Problem requirements ::
Would you return all of this data exactly, leaving nothing out?

BEGIN Dataset extract

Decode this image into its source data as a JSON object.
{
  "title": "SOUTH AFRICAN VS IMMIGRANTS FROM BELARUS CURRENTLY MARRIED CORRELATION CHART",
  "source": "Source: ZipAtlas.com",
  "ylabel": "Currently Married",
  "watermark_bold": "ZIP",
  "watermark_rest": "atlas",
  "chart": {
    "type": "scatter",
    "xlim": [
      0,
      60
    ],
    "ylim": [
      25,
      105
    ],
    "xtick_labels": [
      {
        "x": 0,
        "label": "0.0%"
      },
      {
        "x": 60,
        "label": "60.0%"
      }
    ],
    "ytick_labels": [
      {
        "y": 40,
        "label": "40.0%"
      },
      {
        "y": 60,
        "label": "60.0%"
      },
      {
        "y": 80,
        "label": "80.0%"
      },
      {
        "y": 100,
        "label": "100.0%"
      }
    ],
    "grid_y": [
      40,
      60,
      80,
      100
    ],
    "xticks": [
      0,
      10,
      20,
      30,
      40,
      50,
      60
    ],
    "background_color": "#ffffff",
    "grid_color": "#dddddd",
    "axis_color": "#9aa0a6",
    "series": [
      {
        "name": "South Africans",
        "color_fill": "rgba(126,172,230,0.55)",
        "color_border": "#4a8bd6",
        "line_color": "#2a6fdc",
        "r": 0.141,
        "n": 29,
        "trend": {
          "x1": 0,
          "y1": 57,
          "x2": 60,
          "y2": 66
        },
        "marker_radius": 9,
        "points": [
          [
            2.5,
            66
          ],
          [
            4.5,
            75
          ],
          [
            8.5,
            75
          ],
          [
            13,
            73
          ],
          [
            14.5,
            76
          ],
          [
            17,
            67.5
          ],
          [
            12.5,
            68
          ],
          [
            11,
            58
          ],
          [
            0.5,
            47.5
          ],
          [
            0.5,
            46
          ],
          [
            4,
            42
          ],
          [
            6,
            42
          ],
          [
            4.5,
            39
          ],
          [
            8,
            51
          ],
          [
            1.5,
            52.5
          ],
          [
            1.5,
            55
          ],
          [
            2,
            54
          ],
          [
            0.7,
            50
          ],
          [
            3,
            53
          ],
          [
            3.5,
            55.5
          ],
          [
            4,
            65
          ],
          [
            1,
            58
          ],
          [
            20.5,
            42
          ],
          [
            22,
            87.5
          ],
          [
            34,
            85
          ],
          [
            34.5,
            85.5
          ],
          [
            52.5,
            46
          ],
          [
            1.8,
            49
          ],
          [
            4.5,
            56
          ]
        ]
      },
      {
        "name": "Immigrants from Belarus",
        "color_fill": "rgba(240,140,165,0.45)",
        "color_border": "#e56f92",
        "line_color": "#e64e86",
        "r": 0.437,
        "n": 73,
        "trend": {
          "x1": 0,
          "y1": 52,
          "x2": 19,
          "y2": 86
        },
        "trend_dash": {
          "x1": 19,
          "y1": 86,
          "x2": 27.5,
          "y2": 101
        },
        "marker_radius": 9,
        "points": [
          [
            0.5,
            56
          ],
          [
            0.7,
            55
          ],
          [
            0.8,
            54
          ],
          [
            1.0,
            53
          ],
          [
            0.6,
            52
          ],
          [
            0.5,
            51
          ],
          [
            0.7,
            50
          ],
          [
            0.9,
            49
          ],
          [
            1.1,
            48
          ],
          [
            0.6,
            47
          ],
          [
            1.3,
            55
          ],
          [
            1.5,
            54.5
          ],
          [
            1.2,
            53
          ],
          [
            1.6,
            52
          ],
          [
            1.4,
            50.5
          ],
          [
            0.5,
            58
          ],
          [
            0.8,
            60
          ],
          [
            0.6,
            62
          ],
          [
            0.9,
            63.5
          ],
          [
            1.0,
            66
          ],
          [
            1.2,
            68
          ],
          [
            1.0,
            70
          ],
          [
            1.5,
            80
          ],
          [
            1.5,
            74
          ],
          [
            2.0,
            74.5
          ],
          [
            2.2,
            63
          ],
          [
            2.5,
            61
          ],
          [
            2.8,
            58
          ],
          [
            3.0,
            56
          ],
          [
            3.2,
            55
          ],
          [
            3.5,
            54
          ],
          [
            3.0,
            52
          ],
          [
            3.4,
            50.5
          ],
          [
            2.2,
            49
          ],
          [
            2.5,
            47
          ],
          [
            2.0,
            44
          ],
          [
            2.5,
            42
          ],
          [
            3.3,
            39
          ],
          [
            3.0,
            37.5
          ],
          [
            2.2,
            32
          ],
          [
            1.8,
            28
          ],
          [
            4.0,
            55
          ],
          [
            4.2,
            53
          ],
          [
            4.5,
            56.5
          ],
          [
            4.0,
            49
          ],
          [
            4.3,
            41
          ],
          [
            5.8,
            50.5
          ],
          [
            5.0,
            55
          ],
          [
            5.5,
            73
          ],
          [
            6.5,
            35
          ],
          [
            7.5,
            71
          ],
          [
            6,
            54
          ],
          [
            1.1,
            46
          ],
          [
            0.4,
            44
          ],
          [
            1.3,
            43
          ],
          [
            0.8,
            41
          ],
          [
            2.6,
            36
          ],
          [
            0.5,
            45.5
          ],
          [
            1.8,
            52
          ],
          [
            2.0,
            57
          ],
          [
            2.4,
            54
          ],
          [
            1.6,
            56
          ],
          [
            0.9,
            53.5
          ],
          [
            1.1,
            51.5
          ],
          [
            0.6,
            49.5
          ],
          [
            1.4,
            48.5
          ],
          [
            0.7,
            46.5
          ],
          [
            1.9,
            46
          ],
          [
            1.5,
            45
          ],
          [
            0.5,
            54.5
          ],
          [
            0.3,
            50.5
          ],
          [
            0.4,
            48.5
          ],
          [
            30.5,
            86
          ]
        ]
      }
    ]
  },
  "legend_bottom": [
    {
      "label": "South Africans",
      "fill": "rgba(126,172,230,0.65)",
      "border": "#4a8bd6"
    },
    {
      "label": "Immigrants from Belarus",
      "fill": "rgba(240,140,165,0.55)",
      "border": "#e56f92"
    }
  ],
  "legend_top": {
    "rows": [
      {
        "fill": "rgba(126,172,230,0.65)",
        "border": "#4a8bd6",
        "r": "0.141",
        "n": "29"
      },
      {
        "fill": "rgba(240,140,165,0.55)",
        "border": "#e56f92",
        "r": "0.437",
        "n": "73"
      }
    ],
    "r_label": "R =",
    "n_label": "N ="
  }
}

END Dataset extract

Written response ::
Decode this image into its source data as a JSON object.
{
  "title": "SOUTH AFRICAN VS IMMIGRANTS FROM BELARUS CURRENTLY MARRIED CORRELATION CHART",
  "source": "Source: ZipAtlas.com",
  "ylabel": "Currently Married",
  "watermark_bold": "ZIP",
  "watermark_rest": "atlas",
  "chart": {
    "type": "scatter",
    "xlim": [
      0,
      60
    ],
    "ylim": [
      25,
      105
    ],
    "xtick_labels": [
      {
        "x": 0,
        "label": "0.0%"
      },
      {
        "x": 60,
        "label": "60.0%"
      }
    ],
    "ytick_labels": [
      {
        "y": 40,
        "label": "40.0%"
      },
      {
        "y": 60,
        "label": "60.0%"
      },
      {
        "y": 80,
        "label": "80.0%"
      },
      {
        "y": 100,
        "label": "100.0%"
      }
    ],
    "grid_y": [
      40,
      60,
      80,
      100
    ],
    "xticks": [
      0,
      10,
      20,
      30,
      40,
      50,
      60
    ],
    "background_color": "#ffffff",
    "grid_color": "#dddddd",
    "axis_color": "#9aa0a6",
    "series": [
      {
        "name": "South Africans",
        "color_fill": "rgba(126,172,230,0.55)",
        "color_border": "#4a8bd6",
        "line_color": "#2a6fdc",
        "r": 0.141,
        "n": 29,
        "trend": {
          "x1": 0,
          "y1": 57,
          "x2": 60,
          "y2": 66
        },
        "marker_radius": 9,
        "points": [
          [
            2.5,
            66
          ],
          [
            4.5,
            75
          ],
          [
            8.5,
            75
          ],
          [
            13,
            73
          ],
          [
            14.5,
            76
          ],
          [
            17,
            67.5
          ],
          [
            12.5,
            68
          ],
          [
            11,
            58
          ],
          [
            0.5,
            47.5
          ],
          [
            0.5,
            46
          ],
          [
            4,
            42
          ],
          [
            6,
            42
          ],
          [
            4.5,
            39
          ],
          [
            8,
            51
          ],
          [
            1.5,
            52.5
          ],
          [
            1.5,
            55
          ],
          [
            2,
            54
          ],
          [
            0.7,
            50
          ],
          [
            3,
            53
          ],
          [
            3.5,
            55.5
          ],
          [
            4,
            65
          ],
          [
            1,
            58
          ],
          [
            20.5,
            42
          ],
          [
            22,
            87.5
          ],
          [
            34,
            85
          ],
          [
            34.5,
            85.5
          ],
          [
            52.5,
            46
          ],
          [
            1.8,
            49
          ],
          [
            4.5,
            56
          ]
        ]
      },
      {
        "name": "Immigrants from Belarus",
        "color_fill": "rgba(240,140,165,0.45)",
        "color_border": "#e56f92",
        "line_color": "#e64e86",
        "r": 0.437,
        "n": 73,
        "trend": {
          "x1": 0,
          "y1": 52,
          "x2": 19,
          "y2": 86
        },
        "trend_dash": {
          "x1": 19,
          "y1": 86,
          "x2": 27.5,
          "y2": 101
        },
        "marker_radius": 9,
        "points": [
          [
            0.5,
            56
          ],
          [
            0.7,
            55
          ],
          [
            0.8,
            54
          ],
          [
            1.0,
            53
          ],
          [
            0.6,
            52
          ],
          [
            0.5,
            51
          ],
          [
            0.7,
            50
          ],
          [
            0.9,
            49
          ],
          [
            1.1,
            48
          ],
          [
            0.6,
            47
          ],
          [
            1.3,
            55
          ],
          [
            1.5,
            54.5
          ],
          [
            1.2,
            53
          ],
          [
            1.6,
            52
          ],
          [
            1.4,
            50.5
          ],
          [
            0.5,
            58
          ],
          [
            0.8,
            60
          ],
          [
            0.6,
            62
          ],
          [
            0.9,
            63.5
          ],
          [
            1.0,
            66
          ],
          [
            1.2,
            68
          ],
          [
            1.0,
            70
          ],
          [
            1.5,
            80
          ],
          [
            1.5,
            74
          ],
          [
            2.0,
            74.5
          ],
          [
            2.2,
            63
          ],
          [
            2.5,
            61
          ],
          [
            2.8,
            58
          ],
          [
            3.0,
            56
          ],
          [
            3.2,
            55
          ],
          [
            3.5,
            54
          ],
          [
            3.0,
            52
          ],
          [
            3.4,
            50.5
          ],
          [
            2.2,
            49
          ],
          [
            2.5,
            47
          ],
          [
            2.0,
            44
          ],
          [
            2.5,
            42
          ],
          [
            3.3,
            39
          ],
          [
            3.0,
            37.5
          ],
          [
            2.2,
            32
          ],
          [
            1.8,
            28
          ],
          [
            4.0,
            55
          ],
          [
            4.2,
            53
          ],
          [
            4.5,
            56.5
          ],
          [
            4.0,
            49
          ],
          [
            4.3,
            41
          ],
          [
            5.8,
            50.5
          ],
          [
            5.0,
            55
          ],
          [
            5.5,
            73
          ],
          [
            6.5,
            35
          ],
          [
            7.5,
            71
          ],
          [
            6,
            54
          ],
          [
            1.1,
            46
          ],
          [
            0.4,
            44
          ],
          [
            1.3,
            43
          ],
          [
            0.8,
            41
          ],
          [
            2.6,
            36
          ],
          [
            0.5,
            45.5
          ],
          [
            1.8,
            52
          ],
          [
            2.0,
            57
          ],
          [
            2.4,
            54
          ],
          [
            1.6,
            56
          ],
          [
            0.9,
            53.5
          ],
          [
            1.1,
            51.5
          ],
          [
            0.6,
            49.5
          ],
          [
            1.4,
            48.5
          ],
          [
            0.7,
            46.5
          ],
          [
            1.9,
            46
          ],
          [
            1.5,
            45
          ],
          [
            0.5,
            54.5
          ],
          [
            0.3,
            50.5
          ],
          [
            0.4,
            48.5
          ],
          [
            30.5,
            86
          ]
        ]
      }
    ]
  },
  "legend_bottom": [
    {
      "label": "South Africans",
      "fill": "rgba(126,172,230,0.65)",
      "border": "#4a8bd6"
    },
    {
      "label": "Immigrants from Belarus",
      "fill": "rgba(240,140,165,0.55)",
      "border": "#e56f92"
    }
  ],
  "legend_top": {
    "rows": [
      {
        "fill": "rgba(126,172,230,0.65)",
        "border": "#4a8bd6",
        "r": "0.141",
        "n": "29"
      },
      {
        "fill": "rgba(240,140,165,0.55)",
        "border": "#e56f92",
        "r": "0.437",
        "n": "73"
      }
    ],
    "r_label": "R =",
    "n_label": "N ="
  }
}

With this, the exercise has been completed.